## [Problem description]
Extract every entry word for word.
※
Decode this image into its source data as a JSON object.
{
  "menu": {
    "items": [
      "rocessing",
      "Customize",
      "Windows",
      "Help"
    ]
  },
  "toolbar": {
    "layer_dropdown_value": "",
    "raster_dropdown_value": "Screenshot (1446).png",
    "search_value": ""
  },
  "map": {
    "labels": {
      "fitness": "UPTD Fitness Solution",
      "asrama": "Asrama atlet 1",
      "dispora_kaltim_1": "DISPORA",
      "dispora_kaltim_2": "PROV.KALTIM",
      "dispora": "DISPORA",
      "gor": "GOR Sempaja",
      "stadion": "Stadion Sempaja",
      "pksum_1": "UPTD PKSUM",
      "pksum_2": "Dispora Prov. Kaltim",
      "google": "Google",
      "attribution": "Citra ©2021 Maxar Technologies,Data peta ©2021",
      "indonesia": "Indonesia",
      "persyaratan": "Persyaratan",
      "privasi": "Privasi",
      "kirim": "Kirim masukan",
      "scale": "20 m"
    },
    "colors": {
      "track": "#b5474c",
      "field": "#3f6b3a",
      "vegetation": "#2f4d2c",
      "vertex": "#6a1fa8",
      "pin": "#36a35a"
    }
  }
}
※
## [Full solution]
Decode this image into its source data as a JSON object.
{
  "menu": {
    "items": [
      "rocessing",
      "Customize",
      "Windows",
      "Help"
    ]
  },
  "toolbar": {
    "layer_dropdown_value": "",
    "raster_dropdown_value": "Screenshot (1446).png",
    "search_value": ""
  },
  "map": {
    "labels": {
      "fitness": "UPTD Fitness Solution",
      "asrama": "Asrama atlet 1",
      "dispora_kaltim_1": "DISPORA",
      "dispora_kaltim_2": "PROV.KALTIM",
      "dispora": "DISPORA",
      "gor": "GOR Sempaja",
      "stadion": "Stadion Sempaja",
      "pksum_1": "UPTD PKSUM",
      "pksum_2": "Dispora Prov. Kaltim",
      "google": "Google",
      "attribution": "Citra ©2021 Maxar Technologies,Data peta ©2021",
      "indonesia": "Indonesia",
      "persyaratan": "Persyaratan",
      "privasi": "Privasi",
      "kirim": "Kirim masukan",
      "scale": "20 m"
    },
    "colors": {
      "track": "#b5474c",
      "field": "#3f6b3a",
      "vegetation": "#2f4d2c",
      "vertex": "#6a1fa8",
      "pin": "#36a35a"
    }
  }
}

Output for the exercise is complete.